Pior seca da história: Rio Negro atinge 12,66 metros em Manaus

Afluentes e lagos que atravessam a capital amazonense também secaram, criando um cenário devastador que afeta o ecossistema e a vida daqueles que dependem do rio para sobreviver.

Com Rio Negro medindo 12,69 metros, Manaus tem a pior seca da história pelo segundo ano consecutivo. Foto: Matheus Castro/g1 Amazonas

O Rio Negro alcançou 12,68 metros às 18h desta quinta-feira (3), marcando a pior seca da história de Manaus (AM) pelo segundo ano consecutivo, segundo o Serviço Geológico do Brasil (SGB). O Porto da capital, responsável pelo monitoramento das águas desde 1902, registrou a mínima das últimas 24 horas na manhã desta sexta-feira (4): 12,66.

Este ano, o recorde foi atingido 23 dias antes de 2023, quando o rio havia registrado 12,70 metros em 26 de outubro. Em comparação, no dia 3 de outubro de 2023, o Rio Negro mediu 15,14 metros, o que representa uma diferença de 2,46 metros a mais do que o nível registrado neste ano, conforme dados do Porto de Manaus.

Leia também: Seca de 2024 no Amazonas supera número de atingidos em 2023: mais de 747 mil pessoas

As águas devem continuar secando e podem ficar abaixo dos 12 metros, segundo as previsões do SGB. O tempo seco e a falta de chuvas regulares ajudam a piorar a situação.

Conhecido por suas águas escuras e com quase 1,7 mil quilômetros de extensão, o Rio Negro é um dos principais afluentes do Rio Amazonas e banha a capital do estado. No final de outubro do ano passado, o rio voltou a encher, mantendo um crescimento lento e constante. No dia 17 de junho deste ano, as águas pararam de subir e começou o período de vazante.

______________________________

◆ **TAREFAS DO EXERCÍCIO**
**1)** Reescreva o trecho do texto sobre a seca em Manaus começando em "Pior seca da história: Rio" e terminando em "sexta-feira (4): 12,66.", renomeando "Rio Negro" para "Negro".
**2)** Responda às perguntas sobre o texto da seca em Manaus:
(a) Desde que ano o Porto da capital monitora as águas?
(b) Em que data de 2023 o rio havia registrado 12,70 metros?
(c) Qual é a extensão aproximada do Rio Negro?
As linhas vêm de uma fonte diferente da do texto.

◆ **DADOS FORNECIDOS**

______________________________

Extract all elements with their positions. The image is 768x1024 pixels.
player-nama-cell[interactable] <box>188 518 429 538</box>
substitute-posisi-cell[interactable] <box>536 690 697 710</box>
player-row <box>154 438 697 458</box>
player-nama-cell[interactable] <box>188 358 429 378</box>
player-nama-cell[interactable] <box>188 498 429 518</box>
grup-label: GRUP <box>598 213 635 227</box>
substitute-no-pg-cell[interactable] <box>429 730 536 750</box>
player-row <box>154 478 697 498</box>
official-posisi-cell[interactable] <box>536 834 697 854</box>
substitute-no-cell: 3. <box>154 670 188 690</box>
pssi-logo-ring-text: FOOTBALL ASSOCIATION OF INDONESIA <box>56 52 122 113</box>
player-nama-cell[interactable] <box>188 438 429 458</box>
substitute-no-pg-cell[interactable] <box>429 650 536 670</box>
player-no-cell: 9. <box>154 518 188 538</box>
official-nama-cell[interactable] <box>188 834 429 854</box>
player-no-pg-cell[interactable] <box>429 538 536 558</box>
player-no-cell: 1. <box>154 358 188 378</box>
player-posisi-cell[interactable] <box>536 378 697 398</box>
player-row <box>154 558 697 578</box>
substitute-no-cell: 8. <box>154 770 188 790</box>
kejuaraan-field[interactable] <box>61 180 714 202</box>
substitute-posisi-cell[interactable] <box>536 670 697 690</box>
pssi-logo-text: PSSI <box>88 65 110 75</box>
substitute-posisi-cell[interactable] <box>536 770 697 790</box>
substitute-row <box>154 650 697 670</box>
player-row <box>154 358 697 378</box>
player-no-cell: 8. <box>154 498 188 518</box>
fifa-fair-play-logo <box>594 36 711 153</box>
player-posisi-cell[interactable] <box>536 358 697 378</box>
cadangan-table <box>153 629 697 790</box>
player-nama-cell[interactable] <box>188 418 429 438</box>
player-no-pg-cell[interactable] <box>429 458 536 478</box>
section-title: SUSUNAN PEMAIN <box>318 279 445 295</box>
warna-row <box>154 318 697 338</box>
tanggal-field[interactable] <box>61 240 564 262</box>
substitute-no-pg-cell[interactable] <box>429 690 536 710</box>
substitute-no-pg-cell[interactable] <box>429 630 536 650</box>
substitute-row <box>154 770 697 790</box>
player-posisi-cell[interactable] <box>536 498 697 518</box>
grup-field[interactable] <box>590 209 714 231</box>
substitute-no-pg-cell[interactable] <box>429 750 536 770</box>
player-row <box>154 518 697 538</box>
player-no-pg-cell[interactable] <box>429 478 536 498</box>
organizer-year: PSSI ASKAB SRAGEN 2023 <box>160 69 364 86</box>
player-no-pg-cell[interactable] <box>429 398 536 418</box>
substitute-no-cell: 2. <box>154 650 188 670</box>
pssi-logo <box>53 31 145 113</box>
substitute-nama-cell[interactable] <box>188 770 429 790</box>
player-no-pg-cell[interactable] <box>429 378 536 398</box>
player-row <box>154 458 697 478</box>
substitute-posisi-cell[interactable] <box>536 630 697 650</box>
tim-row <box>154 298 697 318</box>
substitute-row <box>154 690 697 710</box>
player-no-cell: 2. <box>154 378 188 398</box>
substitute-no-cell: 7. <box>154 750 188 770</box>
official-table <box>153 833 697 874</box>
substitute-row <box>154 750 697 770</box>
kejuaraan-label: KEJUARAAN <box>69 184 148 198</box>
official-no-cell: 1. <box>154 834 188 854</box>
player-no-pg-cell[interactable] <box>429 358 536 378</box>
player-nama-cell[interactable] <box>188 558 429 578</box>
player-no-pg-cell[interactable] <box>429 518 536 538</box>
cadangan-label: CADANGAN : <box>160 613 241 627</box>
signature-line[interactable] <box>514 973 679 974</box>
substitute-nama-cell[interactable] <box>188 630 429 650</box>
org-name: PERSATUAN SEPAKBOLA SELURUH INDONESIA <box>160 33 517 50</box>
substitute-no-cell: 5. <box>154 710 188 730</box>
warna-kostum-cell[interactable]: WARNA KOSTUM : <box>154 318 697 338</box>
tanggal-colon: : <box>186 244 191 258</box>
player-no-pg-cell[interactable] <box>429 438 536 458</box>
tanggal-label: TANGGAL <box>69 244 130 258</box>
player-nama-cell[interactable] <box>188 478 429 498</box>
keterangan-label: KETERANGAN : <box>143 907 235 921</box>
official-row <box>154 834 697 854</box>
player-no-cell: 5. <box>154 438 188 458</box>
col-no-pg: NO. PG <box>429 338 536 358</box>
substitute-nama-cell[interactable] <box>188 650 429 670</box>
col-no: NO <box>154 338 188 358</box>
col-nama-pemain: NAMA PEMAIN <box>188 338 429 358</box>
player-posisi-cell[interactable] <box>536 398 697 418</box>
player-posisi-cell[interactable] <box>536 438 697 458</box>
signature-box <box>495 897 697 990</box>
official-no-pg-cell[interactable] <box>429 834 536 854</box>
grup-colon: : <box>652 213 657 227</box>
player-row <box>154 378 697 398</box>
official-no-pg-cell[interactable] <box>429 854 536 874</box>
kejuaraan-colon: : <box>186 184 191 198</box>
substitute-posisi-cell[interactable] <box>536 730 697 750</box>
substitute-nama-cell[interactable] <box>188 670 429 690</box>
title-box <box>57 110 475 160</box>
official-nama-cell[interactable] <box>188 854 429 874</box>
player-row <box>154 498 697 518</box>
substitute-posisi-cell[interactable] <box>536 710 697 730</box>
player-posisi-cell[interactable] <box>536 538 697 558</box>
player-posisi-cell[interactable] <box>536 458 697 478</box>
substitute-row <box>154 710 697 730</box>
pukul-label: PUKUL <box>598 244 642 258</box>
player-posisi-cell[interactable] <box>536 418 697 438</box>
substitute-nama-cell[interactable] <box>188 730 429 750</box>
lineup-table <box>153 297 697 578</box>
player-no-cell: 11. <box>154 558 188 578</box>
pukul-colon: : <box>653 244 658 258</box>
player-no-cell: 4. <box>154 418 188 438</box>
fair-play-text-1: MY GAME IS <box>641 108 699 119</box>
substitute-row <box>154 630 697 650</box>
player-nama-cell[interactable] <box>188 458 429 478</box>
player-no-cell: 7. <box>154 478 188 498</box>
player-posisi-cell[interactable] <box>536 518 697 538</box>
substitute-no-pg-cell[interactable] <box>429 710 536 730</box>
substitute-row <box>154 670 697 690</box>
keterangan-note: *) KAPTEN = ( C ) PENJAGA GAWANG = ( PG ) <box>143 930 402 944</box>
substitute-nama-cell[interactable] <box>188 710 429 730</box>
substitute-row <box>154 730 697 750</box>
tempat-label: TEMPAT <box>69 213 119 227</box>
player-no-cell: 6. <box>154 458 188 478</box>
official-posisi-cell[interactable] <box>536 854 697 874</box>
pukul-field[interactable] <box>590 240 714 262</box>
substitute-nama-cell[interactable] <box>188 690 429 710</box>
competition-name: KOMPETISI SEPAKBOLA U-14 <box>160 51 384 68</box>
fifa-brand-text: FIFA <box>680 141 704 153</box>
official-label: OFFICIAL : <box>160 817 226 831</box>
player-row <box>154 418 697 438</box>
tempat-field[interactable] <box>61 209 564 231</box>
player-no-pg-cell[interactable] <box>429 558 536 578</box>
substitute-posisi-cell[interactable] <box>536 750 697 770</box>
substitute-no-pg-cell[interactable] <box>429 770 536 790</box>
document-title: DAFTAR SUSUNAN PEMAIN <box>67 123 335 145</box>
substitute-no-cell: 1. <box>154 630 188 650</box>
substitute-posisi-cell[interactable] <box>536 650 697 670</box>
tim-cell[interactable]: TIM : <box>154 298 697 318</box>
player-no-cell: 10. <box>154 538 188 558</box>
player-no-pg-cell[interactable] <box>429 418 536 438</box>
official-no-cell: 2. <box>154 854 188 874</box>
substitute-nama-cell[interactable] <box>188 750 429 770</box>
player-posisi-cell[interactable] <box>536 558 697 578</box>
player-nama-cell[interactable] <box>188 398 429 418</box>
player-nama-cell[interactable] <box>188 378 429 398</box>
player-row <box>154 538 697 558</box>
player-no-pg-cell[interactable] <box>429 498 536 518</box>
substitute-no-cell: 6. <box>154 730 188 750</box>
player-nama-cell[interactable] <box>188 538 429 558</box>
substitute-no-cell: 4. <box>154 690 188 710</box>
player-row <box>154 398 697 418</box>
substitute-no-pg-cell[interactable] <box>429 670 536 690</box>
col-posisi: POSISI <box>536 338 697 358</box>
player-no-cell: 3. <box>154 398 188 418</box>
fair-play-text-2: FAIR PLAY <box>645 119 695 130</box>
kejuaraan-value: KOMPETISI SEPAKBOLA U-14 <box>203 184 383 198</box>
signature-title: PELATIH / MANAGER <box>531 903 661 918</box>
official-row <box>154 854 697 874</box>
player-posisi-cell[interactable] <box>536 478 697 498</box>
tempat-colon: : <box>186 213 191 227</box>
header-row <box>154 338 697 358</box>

______________________________

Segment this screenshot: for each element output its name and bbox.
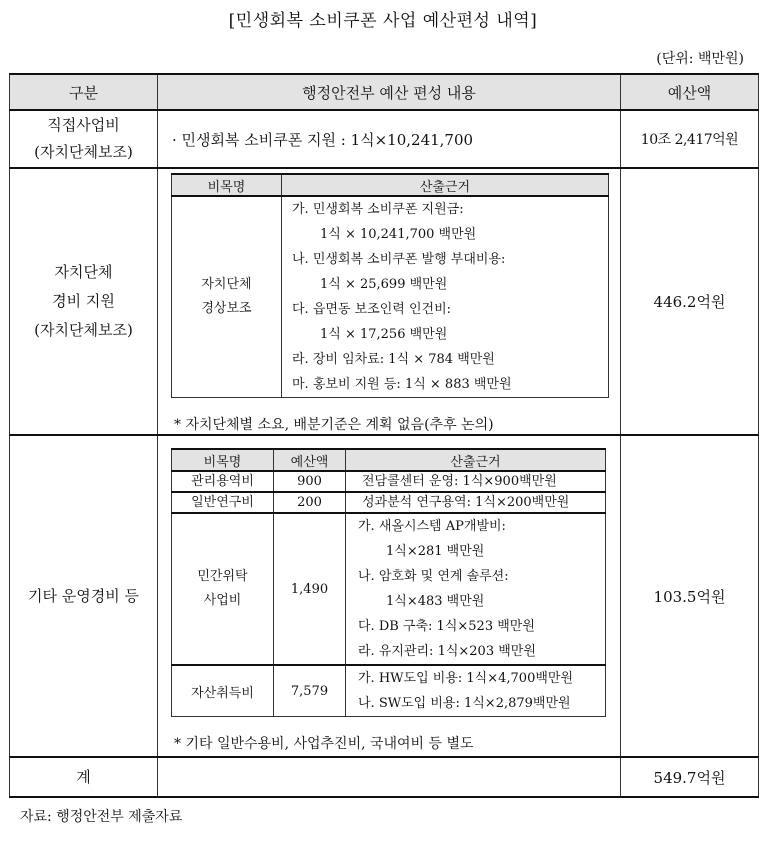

______________________________

◆ **RESPOSTAS**
**1)**
Pior seca da história: Negro atinge 12,66 metros em Manaus

Afluentes e lagos que atravessam a capital amazonense também secaram, criando um cenário devastador que afeta o ecossistema e a vida daqueles que dependem do rio para sobreviver.

Com Negro medindo 12,69 metros, Manaus tem a pior seca da história pelo segundo ano consecutivo. Foto: Matheus Castro/g1 Amazonas

O Negro alcançou 12,68 metros às 18h desta quinta-feira (3), marcando a pior seca da história de Manaus (AM) pelo segundo ano consecutivo, segundo o Serviço Geológico do Brasil (SGB). O Porto da capital, responsável pelo monitoramento das águas desde 1902, registrou a mínima das últimas 24 horas na manhã desta sexta-feira (4): 12,66.

**2)**
(a) Desde 1902.
(b) Em 26 de outubro.
(c) Quase 1,7 mil quilômetros.